* AIM OF THE EXERCISE *
Copy out every one of the lines below word for word, omitting the pictures.

(Region boundary data)
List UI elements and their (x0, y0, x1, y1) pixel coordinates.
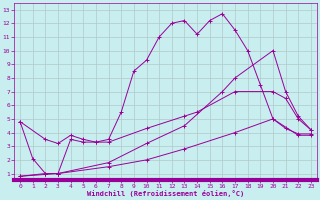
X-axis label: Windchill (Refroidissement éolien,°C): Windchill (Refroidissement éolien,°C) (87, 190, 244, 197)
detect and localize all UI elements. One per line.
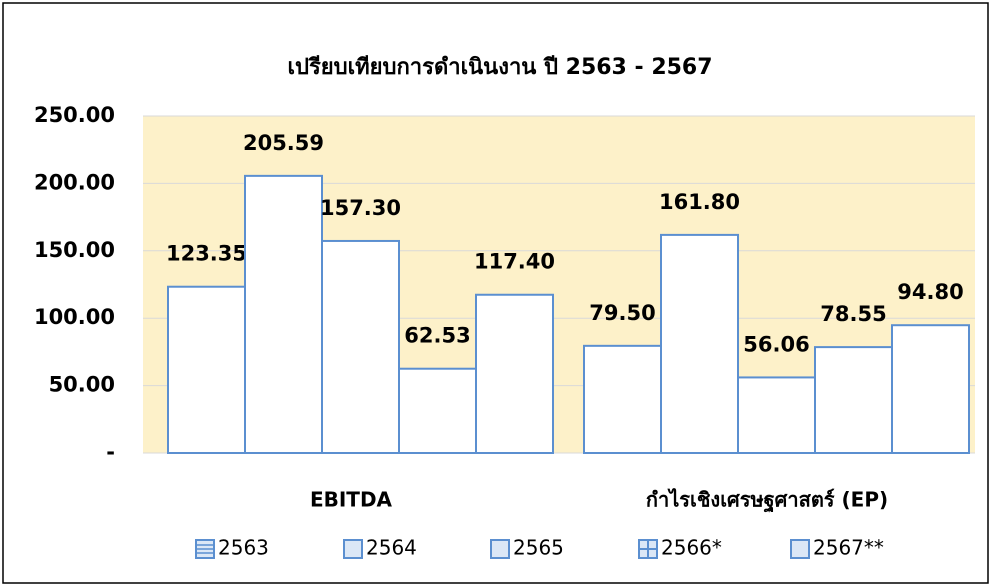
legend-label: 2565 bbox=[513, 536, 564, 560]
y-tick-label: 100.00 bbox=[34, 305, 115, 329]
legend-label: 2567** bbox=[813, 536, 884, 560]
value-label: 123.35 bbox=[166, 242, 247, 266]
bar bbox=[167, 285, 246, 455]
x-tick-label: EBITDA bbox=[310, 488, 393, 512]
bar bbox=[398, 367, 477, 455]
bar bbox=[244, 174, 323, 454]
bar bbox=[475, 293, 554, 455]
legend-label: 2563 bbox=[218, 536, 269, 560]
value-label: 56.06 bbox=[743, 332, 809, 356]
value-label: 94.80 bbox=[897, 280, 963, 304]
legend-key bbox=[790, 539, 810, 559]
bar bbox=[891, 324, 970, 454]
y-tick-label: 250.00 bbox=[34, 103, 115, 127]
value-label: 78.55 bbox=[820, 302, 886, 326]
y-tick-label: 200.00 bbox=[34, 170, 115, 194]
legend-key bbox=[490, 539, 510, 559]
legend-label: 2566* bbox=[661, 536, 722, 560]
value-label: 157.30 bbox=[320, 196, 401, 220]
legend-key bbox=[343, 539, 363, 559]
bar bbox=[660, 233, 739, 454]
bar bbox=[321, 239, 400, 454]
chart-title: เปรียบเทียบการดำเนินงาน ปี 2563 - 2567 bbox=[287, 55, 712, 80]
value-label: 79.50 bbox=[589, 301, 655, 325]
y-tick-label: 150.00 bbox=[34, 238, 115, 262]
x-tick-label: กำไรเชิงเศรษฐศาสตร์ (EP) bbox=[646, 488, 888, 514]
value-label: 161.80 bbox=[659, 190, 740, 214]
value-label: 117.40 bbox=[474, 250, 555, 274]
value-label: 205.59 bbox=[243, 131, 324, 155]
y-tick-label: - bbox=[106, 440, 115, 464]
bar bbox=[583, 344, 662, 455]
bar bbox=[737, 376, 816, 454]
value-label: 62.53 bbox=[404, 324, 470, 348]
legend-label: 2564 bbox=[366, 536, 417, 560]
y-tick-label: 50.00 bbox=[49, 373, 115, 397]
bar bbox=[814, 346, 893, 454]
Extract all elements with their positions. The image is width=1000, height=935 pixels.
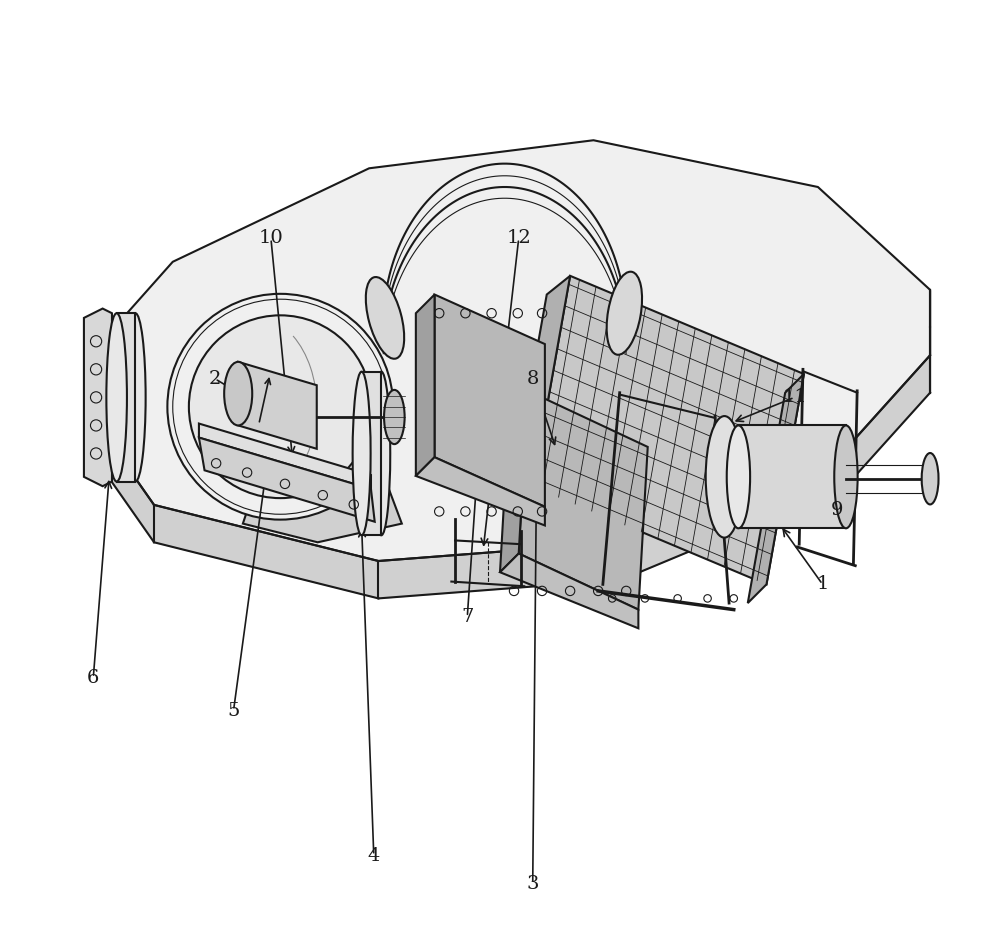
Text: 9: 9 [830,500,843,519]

* EXERCISE RESPONSE *
List UI elements and their (x0, y0, x1, y1) pixel coordinates.
X-axis label: Windchill (Refroidissement éolien,°C): Windchill (Refroidissement éolien,°C) (87, 190, 244, 197)
detect and localize all UI elements. One per line.
legend-label: 2565 bbox=[513, 536, 564, 560]
y-tick-label: 100.00 bbox=[34, 305, 115, 329]
legend-label: 2567** bbox=[813, 536, 884, 560]
value-label: 123.35 bbox=[166, 242, 247, 266]
bar bbox=[167, 285, 246, 455]
x-tick-label: EBITDA bbox=[310, 488, 393, 512]
bar bbox=[398, 367, 477, 455]
bar bbox=[244, 174, 323, 454]
bar bbox=[475, 293, 554, 455]
legend-label: 2563 bbox=[218, 536, 269, 560]
value-label: 56.06 bbox=[743, 332, 809, 356]
value-label: 94.80 bbox=[897, 280, 963, 304]
legend-key bbox=[790, 539, 810, 559]
bar bbox=[891, 324, 970, 454]
y-tick-label: 250.00 bbox=[34, 103, 115, 127]
value-label: 78.55 bbox=[820, 302, 886, 326]
y-tick-label: 200.00 bbox=[34, 170, 115, 194]
legend-key bbox=[490, 539, 510, 559]
legend-label: 2566* bbox=[661, 536, 722, 560]
value-label: 157.30 bbox=[320, 196, 401, 220]
legend-key bbox=[343, 539, 363, 559]
bar bbox=[660, 233, 739, 454]
bar bbox=[321, 239, 400, 454]
chart-title: เปรียบเทียบการดำเนินงาน ปี 2563 - 2567 bbox=[287, 55, 712, 80]
value-label: 79.50 bbox=[589, 301, 655, 325]
y-tick-label: 150.00 bbox=[34, 238, 115, 262]
x-tick-label: กำไรเชิงเศรษฐศาสตร์ (EP) bbox=[646, 488, 888, 514]
value-label: 161.80 bbox=[659, 190, 740, 214]
value-label: 117.40 bbox=[474, 250, 555, 274]
value-label: 205.59 bbox=[243, 131, 324, 155]
y-tick-label: - bbox=[106, 440, 115, 464]
bar bbox=[583, 344, 662, 455]
bar bbox=[737, 376, 816, 454]
value-label: 62.53 bbox=[404, 324, 470, 348]
legend-label: 2564 bbox=[366, 536, 417, 560]
y-tick-label: 50.00 bbox=[49, 373, 115, 397]
bar bbox=[814, 346, 893, 454]
Extract all elements with their positions. The image is width=1000, height=935 pixels.
Text: 9: 9 [830,500,843,519]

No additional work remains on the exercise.